# Required work:
Copy out the passage about growing up on a farm and working in compensation law word for word, in full.

# Provided passage:

I was born in Cuzco, Peru in the Sacred Valley of the Incas and lived there until I was about six-and-a-half years old as an American born abroad. In 1983, Peru was not safe because the government was fighting Maoist guerilla fighters, so my mother, brother and I moved to a farm in Crete, Illinois where my grandparents lived. Although my grandfather was a doctor in family medicine, he loved the farm life, so I grew up with cattle, horses, geese, ducks, chicken and many dogs. The farm life, though, was not easy; my grandfather was a tough guy who lived through both the Great Depression and World War II, and he sincerely believed that farm chores started at 6 am on Saturday and Sunday.
Today, I'm a compensation lawyer. My elevator pitch is that I am a one-stop shop on the many laws impacting how employers pay employees and consultants in the technology and life sciences sectors. For startups, this often means I focus on the rules for compensating founders, executives and new hires, especially with restricted stock and stock options. I have a sincere passion for what I do − I've focused on compensation as my field of law since my third year of law school and I sought out a specialized law degree from Georgetown to learn all aspects of it. I've been working in the area of compensation law for over 12 years now.
I may not have completely appreciated it at the time when I was working on my grandfather's farm, but I really believe that the mental resolve I learned while building and mending fences, moving cattle and taking care of animals, and hauling feed (often in poor weather conditions) when I was a kid serves me well today, especially when I need to mentally push through difficult IRS, Department of Labor or SEC rules to come to a practical solution for a client on a compensation issue.

# Recorded data:

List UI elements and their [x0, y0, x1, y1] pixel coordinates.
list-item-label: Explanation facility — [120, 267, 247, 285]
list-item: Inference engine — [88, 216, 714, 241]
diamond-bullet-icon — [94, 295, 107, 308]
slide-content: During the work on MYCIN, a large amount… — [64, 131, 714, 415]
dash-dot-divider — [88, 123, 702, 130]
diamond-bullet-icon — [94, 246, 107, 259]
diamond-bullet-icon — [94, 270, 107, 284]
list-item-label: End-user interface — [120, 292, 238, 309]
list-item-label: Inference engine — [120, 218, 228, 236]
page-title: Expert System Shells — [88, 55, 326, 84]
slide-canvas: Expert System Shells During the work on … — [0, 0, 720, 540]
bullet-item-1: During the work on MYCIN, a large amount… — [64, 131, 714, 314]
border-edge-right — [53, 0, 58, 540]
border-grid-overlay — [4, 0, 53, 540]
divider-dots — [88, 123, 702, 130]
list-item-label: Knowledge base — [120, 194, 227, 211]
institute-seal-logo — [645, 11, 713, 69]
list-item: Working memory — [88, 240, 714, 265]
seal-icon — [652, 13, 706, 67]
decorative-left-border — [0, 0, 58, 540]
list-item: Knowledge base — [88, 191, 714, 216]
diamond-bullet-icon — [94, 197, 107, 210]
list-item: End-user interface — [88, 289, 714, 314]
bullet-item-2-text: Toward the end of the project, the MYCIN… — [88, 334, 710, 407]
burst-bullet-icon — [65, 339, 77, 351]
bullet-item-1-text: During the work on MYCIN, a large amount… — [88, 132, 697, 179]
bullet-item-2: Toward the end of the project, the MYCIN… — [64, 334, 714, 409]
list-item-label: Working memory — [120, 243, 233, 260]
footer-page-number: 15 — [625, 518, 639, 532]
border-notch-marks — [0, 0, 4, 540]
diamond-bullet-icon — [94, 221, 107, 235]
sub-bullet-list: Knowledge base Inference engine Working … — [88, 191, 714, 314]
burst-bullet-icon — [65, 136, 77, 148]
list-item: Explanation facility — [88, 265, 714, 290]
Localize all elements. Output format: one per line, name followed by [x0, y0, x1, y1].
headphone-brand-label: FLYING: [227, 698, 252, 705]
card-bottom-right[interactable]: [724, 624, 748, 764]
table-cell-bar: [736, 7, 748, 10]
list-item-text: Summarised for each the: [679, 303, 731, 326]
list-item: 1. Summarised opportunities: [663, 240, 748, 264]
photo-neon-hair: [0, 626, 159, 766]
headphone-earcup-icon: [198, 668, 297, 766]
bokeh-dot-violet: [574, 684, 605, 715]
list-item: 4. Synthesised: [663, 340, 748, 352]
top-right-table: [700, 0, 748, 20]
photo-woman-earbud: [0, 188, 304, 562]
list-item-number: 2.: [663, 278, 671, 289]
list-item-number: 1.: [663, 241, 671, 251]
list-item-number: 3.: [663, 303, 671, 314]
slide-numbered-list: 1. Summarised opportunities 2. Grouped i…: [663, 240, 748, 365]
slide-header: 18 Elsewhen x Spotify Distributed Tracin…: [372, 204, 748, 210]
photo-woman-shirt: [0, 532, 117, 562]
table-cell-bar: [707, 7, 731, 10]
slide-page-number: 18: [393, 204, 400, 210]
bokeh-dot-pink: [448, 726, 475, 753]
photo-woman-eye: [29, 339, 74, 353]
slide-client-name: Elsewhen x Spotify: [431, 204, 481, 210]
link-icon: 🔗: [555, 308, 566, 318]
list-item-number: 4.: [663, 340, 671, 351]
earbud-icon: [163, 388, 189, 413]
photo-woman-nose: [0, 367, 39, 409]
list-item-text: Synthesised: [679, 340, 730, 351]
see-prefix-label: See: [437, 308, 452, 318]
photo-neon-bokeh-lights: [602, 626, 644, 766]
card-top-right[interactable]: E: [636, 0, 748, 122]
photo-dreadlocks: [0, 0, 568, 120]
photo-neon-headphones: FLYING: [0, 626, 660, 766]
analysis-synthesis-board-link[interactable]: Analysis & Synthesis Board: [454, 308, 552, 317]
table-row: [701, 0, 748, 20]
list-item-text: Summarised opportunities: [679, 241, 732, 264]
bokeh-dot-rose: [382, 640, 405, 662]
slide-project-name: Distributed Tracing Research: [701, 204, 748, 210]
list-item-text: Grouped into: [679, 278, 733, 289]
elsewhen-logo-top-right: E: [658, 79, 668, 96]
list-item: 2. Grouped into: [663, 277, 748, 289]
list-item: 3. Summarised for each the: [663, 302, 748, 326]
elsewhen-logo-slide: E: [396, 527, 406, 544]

# Task response:
I was born in Cuzco, Peru in the Sacred Valley of the Incas and lived there until I was about six-and-a-half years old as an American born abroad. In 1983, Peru was not safe because the government was fighting Maoist guerilla fighters, so my mother, brother and I moved to a farm in Crete, Illinois where my grandparents lived. Although my grandfather was a doctor in family medicine, he loved the farm life, so I grew up with cattle, horses, geese, ducks, chicken and many dogs. The farm life, though, was not easy; my grandfather was a tough guy who lived through both the Great Depression and World War II, and he sincerely believed that farm chores started at 6 am on Saturday and Sunday.
Today, I'm a compensation lawyer. My elevator pitch is that I am a one-stop shop on the many laws impacting how employers pay employees and consultants in the technology and life sciences sectors. For startups, this often means I focus on the rules for compensating founders, executives and new hires, especially with restricted stock and stock options. I have a sincere passion for what I do − I've focused on compensation as my field of law since my third year of law school and I sought out a specialized law degree from Georgetown to learn all aspects of it. I've been working in the area of compensation law for over 12 years now.
I may not have completely appreciated it at the time when I was working on my grandfather's farm, but I really believe that the mental resolve I learned while building and mending fences, moving cattle and taking care of animals, and hauling feed (often in poor weather conditions) when I was a kid serves me well today, especially when I need to mentally push through difficult IRS, Department of Labor or SEC rules to come to a practical solution for a client on a compensation issue.